(Data entries)
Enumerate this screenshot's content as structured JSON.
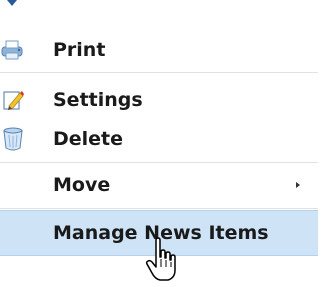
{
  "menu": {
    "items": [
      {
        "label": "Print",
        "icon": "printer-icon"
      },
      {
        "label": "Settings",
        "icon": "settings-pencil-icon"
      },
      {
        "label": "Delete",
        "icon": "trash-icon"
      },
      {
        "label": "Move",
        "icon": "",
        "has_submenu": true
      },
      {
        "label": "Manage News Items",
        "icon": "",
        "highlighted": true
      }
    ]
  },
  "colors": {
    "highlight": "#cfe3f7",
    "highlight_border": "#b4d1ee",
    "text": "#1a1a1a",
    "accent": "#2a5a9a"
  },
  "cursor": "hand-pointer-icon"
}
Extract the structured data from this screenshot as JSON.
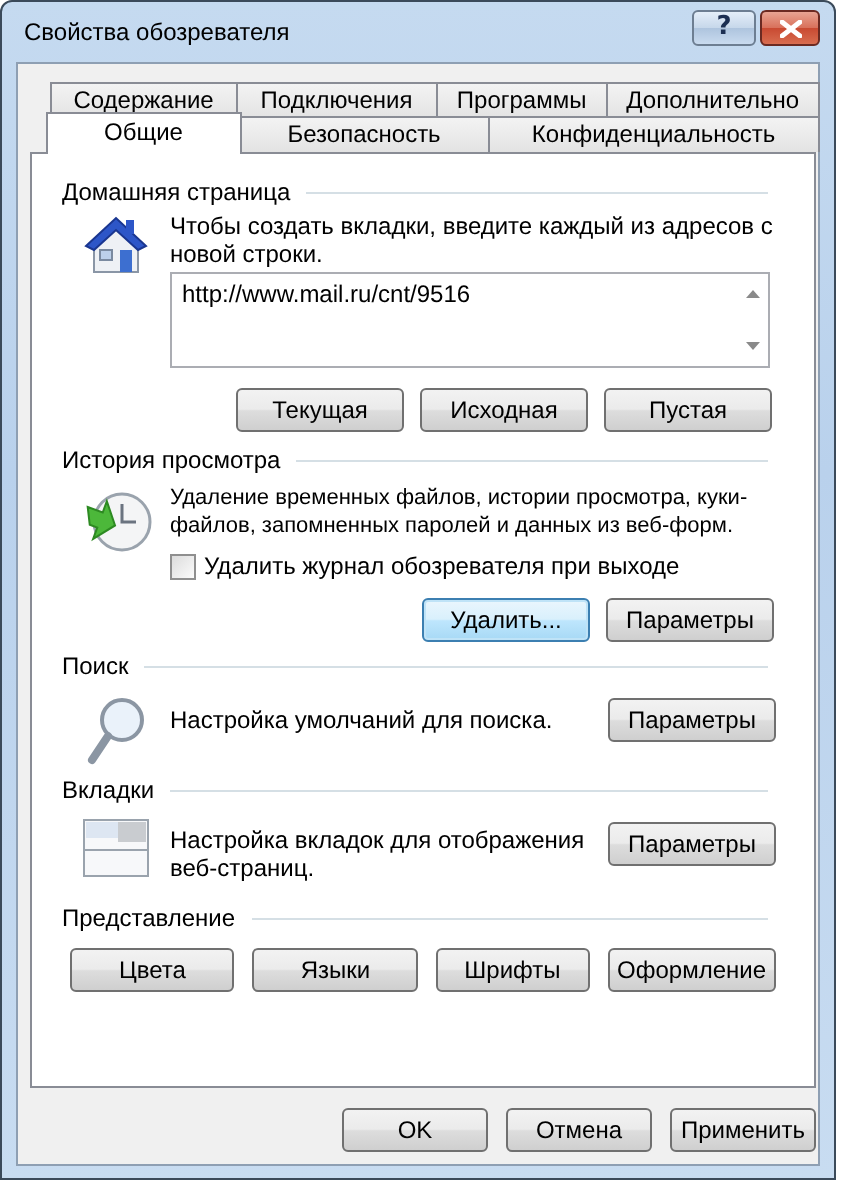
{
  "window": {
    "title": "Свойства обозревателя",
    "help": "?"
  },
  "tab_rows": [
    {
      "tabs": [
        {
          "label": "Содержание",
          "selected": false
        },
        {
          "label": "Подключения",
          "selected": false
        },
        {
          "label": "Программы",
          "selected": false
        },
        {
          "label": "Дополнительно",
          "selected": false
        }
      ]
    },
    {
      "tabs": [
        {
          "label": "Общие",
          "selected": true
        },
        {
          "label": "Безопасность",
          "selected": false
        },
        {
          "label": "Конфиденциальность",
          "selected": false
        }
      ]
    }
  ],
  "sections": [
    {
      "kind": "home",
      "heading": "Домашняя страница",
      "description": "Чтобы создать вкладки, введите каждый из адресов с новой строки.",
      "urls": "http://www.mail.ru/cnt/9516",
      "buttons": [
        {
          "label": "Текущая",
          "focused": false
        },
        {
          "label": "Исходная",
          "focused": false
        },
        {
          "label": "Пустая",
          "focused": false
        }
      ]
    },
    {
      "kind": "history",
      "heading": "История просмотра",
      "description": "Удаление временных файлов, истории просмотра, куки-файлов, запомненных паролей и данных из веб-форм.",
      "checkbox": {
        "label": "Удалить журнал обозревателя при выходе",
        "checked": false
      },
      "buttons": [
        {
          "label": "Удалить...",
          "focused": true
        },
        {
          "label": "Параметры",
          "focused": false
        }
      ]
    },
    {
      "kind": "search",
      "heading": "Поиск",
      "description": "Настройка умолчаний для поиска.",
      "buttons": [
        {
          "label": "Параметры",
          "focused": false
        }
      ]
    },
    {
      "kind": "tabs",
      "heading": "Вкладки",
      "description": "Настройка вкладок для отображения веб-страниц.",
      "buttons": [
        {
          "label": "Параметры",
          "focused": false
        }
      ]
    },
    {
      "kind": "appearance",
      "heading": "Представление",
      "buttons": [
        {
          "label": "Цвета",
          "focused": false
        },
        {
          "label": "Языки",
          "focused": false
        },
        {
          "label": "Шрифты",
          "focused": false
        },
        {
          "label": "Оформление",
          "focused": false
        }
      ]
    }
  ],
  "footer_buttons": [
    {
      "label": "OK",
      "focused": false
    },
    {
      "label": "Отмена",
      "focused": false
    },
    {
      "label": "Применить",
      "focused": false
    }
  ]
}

--

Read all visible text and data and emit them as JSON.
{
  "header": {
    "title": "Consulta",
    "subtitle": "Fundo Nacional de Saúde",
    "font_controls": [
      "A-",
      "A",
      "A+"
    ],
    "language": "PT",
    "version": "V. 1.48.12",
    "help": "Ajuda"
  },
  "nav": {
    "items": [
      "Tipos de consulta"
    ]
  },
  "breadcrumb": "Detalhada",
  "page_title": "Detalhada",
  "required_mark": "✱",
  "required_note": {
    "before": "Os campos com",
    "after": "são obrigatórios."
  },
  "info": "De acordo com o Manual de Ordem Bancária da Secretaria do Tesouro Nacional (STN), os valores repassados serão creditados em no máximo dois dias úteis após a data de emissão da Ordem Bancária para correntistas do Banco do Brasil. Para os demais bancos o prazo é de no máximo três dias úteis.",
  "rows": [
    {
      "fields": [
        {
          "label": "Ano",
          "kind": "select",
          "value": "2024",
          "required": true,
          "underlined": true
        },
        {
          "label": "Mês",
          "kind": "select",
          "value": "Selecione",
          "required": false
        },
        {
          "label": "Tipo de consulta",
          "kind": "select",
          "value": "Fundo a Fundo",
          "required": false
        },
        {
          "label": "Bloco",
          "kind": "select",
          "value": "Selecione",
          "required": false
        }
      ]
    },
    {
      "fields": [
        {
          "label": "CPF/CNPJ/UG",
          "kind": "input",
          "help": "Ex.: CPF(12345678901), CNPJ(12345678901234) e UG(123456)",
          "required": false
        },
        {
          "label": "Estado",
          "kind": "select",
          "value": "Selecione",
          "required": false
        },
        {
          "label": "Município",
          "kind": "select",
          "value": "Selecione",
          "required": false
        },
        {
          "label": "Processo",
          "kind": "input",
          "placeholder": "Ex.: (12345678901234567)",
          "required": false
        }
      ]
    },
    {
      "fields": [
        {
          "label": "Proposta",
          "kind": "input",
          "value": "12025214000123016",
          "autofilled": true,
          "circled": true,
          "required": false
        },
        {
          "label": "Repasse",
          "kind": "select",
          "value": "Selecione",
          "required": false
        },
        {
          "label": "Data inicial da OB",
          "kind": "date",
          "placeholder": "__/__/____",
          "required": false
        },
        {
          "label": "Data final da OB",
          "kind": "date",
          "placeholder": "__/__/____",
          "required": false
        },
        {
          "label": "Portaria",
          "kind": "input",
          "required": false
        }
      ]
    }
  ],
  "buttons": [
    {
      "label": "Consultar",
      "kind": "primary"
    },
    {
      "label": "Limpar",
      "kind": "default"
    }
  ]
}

* **Work to do**: Pull out all lines from the listing that contain the string "help".

* **Result of the task**:
    "help": "?"
    "help": "Ajuda"
          "help": "Ex.: CPF(12345678901), CNPJ(12345678901234) e UG(123456)",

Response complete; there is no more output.